# START OF TEXT PASSAGE

Linear Discriminant Analysis for Starters
Linear discriminant analysis (commonly abbreviated to LDA, and not to be confused with the other LDA) is a very common dimensionality reduction technique for classification problems. However, that’s something of an understatement: it does so much more than “just” dimensionality reduction.
In plain English, if you have high-dimensional data (i.e. a large number of features) from which you wish to classify observations, LDA will help you transform your data so as to make the classes as distinct as possible. More rigorously, LDA will find the linear projection of your data into a lower-dimensional subspace that optimizes some measure of class separation. The dimension of this subspace is necessarily strictly less than the number of classes.
This separation-maximizing property of LDA makes it so good at its job that it’s sometimes considered a classification algorithm in and of itself, which leads to some confusion. Linear discriminant analysis is a form of dimensionality reduction, but with a few extra assumptions, it can be turned into a classifier. (Avoiding these assumptions gives its relative, quadratic discriminant analysis, but more on that later). Somewhat confusingly, some authors call the dimensionality reduction technique “discriminant analysis”, and only prepend the “linear” once we begin classifying. I actually like this naming convention more (it tracks the mathematical assumptions a bit better, I think), but most people nowadays call the entire technique “LDA”, so that’s what I’ll call it.
The goal of this post is to give a comprehensive introduction to, and explanation of, LDA. I’ll look at LDA in three ways:
- LDA as an algorithm: what does it do, and how does it do it?
- LDA as a theorem: a mathematical derivation of LDA
- LDA as a machine learning technique: practical considerations when using LDA
This is a lot for one post, but my hope is that there’s something in here for everyone.
Contents
LDA as an Algorithm
Problem statement
Before we dive into LDA, it’s good to get an intuitive grasp of what LDA tries to accomplish.

# END OF TEXT PASSAGE
# START OF STORED ROWS

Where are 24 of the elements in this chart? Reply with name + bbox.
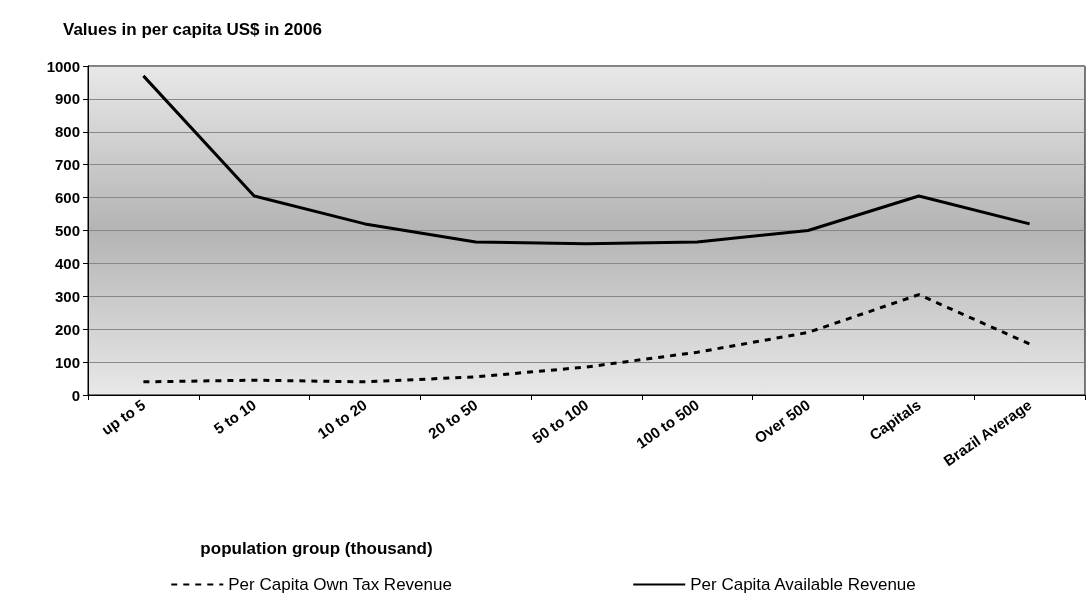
- x-tick-label: 100 to 500: [632, 396, 703, 452]
- y-tick-label: 200: [54, 320, 80, 338]
- y-tick-label: 100: [54, 353, 80, 371]
- y-tick-label: 0: [71, 386, 80, 404]
- y-tick-label: 400: [54, 254, 80, 272]
- y-tick-label: 300: [54, 287, 80, 305]
- y-tick-label: 700: [54, 156, 80, 174]
- x-tick-label: Over 500: [751, 396, 813, 447]
- y-axis-title: Values in per capita US$ in 2006: [63, 20, 322, 39]
- y-tick-label: 800: [54, 123, 80, 141]
- line-series: [141, 74, 1032, 246]
- x-tick-label: up to 5: [98, 396, 149, 439]
- x-tick-label: 20 to 50: [425, 396, 481, 443]
- legend-label: Per Capita Available Revenue: [690, 575, 916, 594]
- y-tick-label: 900: [54, 90, 80, 108]
- legend-label: Per Capita Own Tax Revenue: [228, 575, 452, 594]
- x-tick-label: 5 to 10: [210, 396, 260, 438]
- y-tick-label: 600: [54, 189, 80, 207]
- y-tick-label: 1000: [46, 57, 80, 75]
- x-axis-title: population group (thousand): [200, 539, 433, 558]
- x-tick-label: 10 to 20: [314, 396, 370, 443]
- x-tick-label: 50 to 100: [529, 396, 592, 447]
- line-series: [141, 293, 1032, 384]
- y-tick-label: 500: [54, 222, 80, 239]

# END OF STORED ROWS

• _WHAT YOU WILL DO_:
1. Write out the passage on linear discriminant analysis from "Linear Discriminant Analysis for" up to and including "number of classes.".
2. In the passage on linear discriminant analysis, which related technique results from avoiding the extra assumptions that turn LDA into a classifier?
3. List every way the passage on linear discriminant analysis says it will look at LDA.

• _FINAL RESULTS_:
1.
Linear Discriminant Analysis for Starters
Linear discriminant analysis (commonly abbreviated to LDA, and not to be confused with the other LDA) is a very common dimensionality reduction technique for classification problems. However, that’s something of an understatement: it does so much more than “just” dimensionality reduction.
In plain English, if you have high-dimensional data (i.e. a large number of features) from which you wish to classify observations, LDA will help you transform your data so as to make the classes as distinct as possible. More rigorously, LDA will find the linear projection of your data into a lower-dimensional subspace that optimizes some measure of class separation. The dimension of this subspace is necessarily strictly less than the number of classes.

2. Quadratic discriminant analysis.

3.
- LDA as an algorithm
- LDA as a theorem
- LDA as a machine learning technique